**Exercise description**
Copy every line with the string "dosages" in it.

**Dataset items**
####
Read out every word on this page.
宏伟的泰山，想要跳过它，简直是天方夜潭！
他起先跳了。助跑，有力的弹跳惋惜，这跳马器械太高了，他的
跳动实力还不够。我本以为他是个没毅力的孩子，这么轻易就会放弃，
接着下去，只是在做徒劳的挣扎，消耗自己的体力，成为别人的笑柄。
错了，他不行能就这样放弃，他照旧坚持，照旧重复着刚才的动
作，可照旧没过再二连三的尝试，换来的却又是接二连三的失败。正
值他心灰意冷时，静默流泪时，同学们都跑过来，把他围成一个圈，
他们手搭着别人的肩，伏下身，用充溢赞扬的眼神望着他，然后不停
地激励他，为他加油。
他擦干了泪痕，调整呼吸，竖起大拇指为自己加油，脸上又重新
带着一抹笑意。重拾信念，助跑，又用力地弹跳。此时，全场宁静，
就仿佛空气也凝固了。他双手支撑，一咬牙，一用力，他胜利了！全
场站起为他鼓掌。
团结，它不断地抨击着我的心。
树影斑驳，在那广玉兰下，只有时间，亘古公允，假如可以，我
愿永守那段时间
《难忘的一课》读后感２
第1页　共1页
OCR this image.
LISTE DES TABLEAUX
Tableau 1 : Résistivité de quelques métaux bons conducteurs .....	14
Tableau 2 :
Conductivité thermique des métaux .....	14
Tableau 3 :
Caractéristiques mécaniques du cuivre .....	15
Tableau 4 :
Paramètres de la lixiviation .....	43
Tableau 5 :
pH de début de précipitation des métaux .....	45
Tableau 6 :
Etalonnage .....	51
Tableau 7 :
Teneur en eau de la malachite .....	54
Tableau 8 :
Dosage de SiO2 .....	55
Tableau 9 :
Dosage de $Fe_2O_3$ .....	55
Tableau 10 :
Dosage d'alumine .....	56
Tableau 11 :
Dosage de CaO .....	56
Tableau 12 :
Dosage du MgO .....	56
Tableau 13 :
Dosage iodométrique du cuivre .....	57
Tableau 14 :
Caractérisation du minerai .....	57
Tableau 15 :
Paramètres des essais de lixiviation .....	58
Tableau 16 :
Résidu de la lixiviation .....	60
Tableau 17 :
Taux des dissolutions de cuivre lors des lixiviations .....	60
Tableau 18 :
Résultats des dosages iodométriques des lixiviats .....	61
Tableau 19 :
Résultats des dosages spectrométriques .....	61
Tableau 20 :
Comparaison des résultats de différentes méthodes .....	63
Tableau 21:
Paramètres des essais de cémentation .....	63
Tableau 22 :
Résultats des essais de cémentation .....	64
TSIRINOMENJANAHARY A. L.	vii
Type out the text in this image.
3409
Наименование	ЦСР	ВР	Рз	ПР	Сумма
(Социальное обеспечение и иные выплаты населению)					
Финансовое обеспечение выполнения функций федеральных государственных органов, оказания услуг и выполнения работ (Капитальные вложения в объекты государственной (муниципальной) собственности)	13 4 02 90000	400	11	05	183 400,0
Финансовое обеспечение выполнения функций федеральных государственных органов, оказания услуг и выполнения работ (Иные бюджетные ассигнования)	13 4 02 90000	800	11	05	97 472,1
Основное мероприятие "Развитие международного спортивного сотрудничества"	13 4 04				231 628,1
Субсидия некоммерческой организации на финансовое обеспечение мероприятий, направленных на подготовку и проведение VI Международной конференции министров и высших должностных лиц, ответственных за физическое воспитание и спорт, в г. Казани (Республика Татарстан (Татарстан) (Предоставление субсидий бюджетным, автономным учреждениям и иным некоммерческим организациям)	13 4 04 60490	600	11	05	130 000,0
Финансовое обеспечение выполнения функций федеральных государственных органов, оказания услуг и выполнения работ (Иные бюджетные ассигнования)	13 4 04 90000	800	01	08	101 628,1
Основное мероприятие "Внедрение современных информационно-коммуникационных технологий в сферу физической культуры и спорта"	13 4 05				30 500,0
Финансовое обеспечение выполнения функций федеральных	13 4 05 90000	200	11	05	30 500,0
####
**Exercise result**
Résultats des dosages iodométriques des lixiviats .....	61
Résultats des dosages spectrométriques .....	61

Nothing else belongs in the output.